Every record should be repeated exactly, except that pictures are left out.

PROVIDED DATA -

☆ ☆ ☆ ☆ ☆

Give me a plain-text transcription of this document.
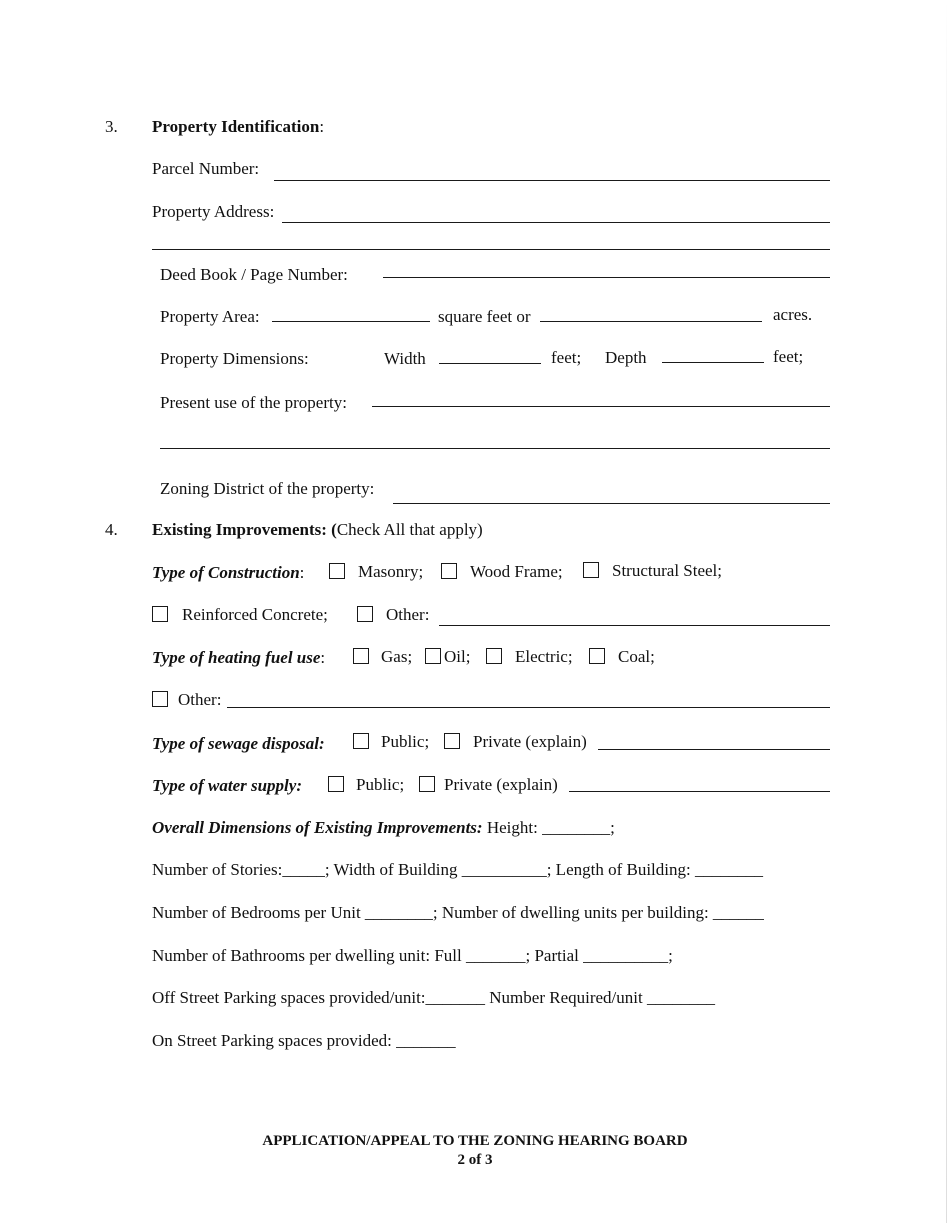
3. Property Identification:
Parcel Number:
Property Address:
Deed Book / Page Number:
Property Area:	square feet or	acres.
Property Dimensions:	Width	feet; Depth	feet;
Present use of the property:
Zoning District of the property:
4. Existing Improvements: (Check All that apply)
Type of Construction:	Masonry;	Wood Frame;	Structural Steel;
Reinforced Concrete;	Other:
Type of heating fuel use:	Gas; Oil;	Electric;	Coal;
Other:
Type of sewage disposal:	Public;	Private (explain)
Type of water supply:	Public; Private (explain)
Overall Dimensions of Existing Improvements: Height: ________;
Number of Stories:_____; Width of Building __________; Length of Building: ________
Number of Bedrooms per Unit ________; Number of dwelling units per building: ______
Number of Bathrooms per dwelling unit: Full _______; Partial __________;
Off Street Parking spaces provided/unit:_______ Number Required/unit ________
On Street Parking spaces provided: _______
APPLICATION/APPEAL TO THE ZONING HEARING BOARD
2 of 3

☆ ☆ ☆ ☆ ☆

REPLY TO THE TASK -
Give me a plain-text transcription of this document.
3. Property Identification:
Parcel Number:
Property Address:
Deed Book / Page Number:
Property Area:	square feet or	acres.
Property Dimensions:	Width	feet; Depth	feet;
Present use of the property:
Zoning District of the property:
4. Existing Improvements: (Check All that apply)
Type of Construction:	Masonry;	Wood Frame;	Structural Steel;
Reinforced Concrete;	Other:
Type of heating fuel use:	Gas; Oil;	Electric;	Coal;
Other:
Type of sewage disposal:	Public;	Private (explain)
Type of water supply:	Public; Private (explain)
Overall Dimensions of Existing Improvements: Height: ________;
Number of Stories:_____; Width of Building __________; Length of Building: ________
Number of Bedrooms per Unit ________; Number of dwelling units per building: ______
Number of Bathrooms per dwelling unit: Full _______; Partial __________;
Off Street Parking spaces provided/unit:_______ Number Required/unit ________
On Street Parking spaces provided: _______
APPLICATION/APPEAL TO THE ZONING HEARING BOARD
2 of 3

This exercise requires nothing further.